# Aim:
Read through the records below and copy each line that uses the word "text".

[BEGIN Data for the task]

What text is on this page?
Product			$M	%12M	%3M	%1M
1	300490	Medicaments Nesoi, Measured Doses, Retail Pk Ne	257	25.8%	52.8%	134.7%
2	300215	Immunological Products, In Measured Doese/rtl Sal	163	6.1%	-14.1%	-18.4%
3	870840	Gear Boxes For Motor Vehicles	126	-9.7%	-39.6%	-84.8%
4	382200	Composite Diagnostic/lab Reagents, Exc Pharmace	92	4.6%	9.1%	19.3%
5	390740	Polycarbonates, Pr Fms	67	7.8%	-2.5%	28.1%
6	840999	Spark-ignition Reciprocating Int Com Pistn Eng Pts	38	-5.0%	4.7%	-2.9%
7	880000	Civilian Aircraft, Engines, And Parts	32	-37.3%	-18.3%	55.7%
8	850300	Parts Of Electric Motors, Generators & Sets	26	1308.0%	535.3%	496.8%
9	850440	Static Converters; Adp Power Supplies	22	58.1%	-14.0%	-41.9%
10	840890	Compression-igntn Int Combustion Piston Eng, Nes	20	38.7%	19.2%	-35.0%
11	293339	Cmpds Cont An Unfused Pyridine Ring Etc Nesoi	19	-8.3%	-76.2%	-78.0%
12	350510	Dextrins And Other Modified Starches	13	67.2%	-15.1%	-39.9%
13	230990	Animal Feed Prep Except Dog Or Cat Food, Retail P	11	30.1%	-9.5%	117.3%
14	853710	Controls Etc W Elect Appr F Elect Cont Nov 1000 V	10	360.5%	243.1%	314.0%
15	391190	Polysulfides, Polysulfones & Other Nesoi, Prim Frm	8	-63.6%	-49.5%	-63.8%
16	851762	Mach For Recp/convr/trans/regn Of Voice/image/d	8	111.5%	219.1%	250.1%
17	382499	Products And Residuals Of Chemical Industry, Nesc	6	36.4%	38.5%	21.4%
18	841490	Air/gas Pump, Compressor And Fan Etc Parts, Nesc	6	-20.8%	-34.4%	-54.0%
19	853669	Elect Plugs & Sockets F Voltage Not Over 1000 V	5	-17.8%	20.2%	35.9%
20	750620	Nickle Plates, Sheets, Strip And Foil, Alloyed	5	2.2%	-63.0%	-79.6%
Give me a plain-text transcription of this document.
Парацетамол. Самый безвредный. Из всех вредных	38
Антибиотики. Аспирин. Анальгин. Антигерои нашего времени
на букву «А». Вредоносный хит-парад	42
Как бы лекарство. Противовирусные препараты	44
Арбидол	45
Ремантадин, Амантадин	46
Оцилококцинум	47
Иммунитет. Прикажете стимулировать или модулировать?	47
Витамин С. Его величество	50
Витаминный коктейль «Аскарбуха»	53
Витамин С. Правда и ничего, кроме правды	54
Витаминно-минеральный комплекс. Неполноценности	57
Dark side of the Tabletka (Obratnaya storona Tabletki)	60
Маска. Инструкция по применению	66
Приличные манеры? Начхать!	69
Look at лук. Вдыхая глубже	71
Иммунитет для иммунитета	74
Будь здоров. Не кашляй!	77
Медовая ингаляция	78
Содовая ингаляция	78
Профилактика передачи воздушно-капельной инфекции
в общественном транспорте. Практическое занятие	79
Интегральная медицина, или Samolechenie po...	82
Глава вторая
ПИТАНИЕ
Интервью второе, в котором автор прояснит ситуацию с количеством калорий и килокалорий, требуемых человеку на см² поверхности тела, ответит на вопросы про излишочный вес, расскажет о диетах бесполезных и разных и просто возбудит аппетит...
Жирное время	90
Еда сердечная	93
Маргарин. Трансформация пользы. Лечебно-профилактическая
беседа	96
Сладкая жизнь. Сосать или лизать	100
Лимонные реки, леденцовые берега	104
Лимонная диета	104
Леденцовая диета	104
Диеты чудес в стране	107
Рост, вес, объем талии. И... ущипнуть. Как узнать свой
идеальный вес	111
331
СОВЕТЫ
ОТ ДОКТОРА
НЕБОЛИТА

[END Data for the task]

# Completed exercise:
What text is on this page?
Give me a plain-text transcription of this document.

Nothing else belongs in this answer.